REQUIRED WORK:
Output every entry exactly as given.

-- start RECORDS PROVIDED --

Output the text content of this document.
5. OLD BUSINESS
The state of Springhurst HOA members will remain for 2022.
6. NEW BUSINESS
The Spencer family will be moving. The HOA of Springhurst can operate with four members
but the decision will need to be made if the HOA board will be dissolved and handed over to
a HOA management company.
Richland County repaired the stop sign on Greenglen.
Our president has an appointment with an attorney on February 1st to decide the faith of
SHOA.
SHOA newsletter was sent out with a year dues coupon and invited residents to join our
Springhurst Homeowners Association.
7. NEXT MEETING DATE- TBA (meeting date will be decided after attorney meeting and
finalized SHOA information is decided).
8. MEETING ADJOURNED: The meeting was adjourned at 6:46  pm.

-- end RECORDS PROVIDED --

EXERCISE RESPONSE:
Output the text content of this document.
5. OLD BUSINESS
The state of Springhurst HOA members will remain for 2022.
6. NEW BUSINESS
The Spencer family will be moving. The HOA of Springhurst can operate with four members
but the decision will need to be made if the HOA board will be dissolved and handed over to
a HOA management company.
Richland County repaired the stop sign on Greenglen.
Our president has an appointment with an attorney on February 1st to decide the faith of
SHOA.
SHOA newsletter was sent out with a year dues coupon and invited residents to join our
Springhurst Homeowners Association.
7. NEXT MEETING DATE- TBA (meeting date will be decided after attorney meeting and
finalized SHOA information is decided).
8. MEETING ADJOURNED: The meeting was adjourned at 6:46  pm.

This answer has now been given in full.